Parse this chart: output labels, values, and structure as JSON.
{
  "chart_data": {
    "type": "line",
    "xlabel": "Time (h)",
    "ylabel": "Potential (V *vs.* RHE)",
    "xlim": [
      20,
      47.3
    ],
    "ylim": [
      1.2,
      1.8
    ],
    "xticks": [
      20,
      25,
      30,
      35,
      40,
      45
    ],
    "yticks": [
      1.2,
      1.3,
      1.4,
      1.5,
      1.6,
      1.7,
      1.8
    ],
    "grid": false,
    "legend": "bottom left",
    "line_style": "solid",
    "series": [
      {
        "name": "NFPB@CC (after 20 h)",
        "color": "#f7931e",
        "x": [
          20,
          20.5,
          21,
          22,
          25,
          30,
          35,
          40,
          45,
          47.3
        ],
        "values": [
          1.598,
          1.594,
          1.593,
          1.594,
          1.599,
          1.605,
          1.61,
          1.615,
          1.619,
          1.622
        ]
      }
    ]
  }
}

━━━

■ **Exercise details**
Go through the records and print each one exactly.

■ **Exercise solution**
Parse this chart: output labels, values, and structure as JSON.
{
  "chart_data": {
    "type": "line",
    "xlabel": "Time (h)",
    "ylabel": "Potential (V *vs.* RHE)",
    "xlim": [
      20,
      47.3
    ],
    "ylim": [
      1.2,
      1.8
    ],
    "xticks": [
      20,
      25,
      30,
      35,
      40,
      45
    ],
    "yticks": [
      1.2,
      1.3,
      1.4,
      1.5,
      1.6,
      1.7,
      1.8
    ],
    "grid": false,
    "legend": "bottom left",
    "line_style": "solid",
    "series": [
      {
        "name": "NFPB@CC (after 20 h)",
        "color": "#f7931e",
        "x": [
          20,
          20.5,
          21,
          22,
          25,
          30,
          35,
          40,
          45,
          47.3
        ],
        "values": [
          1.598,
          1.594,
          1.593,
          1.594,
          1.599,
          1.605,
          1.61,
          1.615,
          1.619,
          1.622
        ]
      }
    ]
  }
}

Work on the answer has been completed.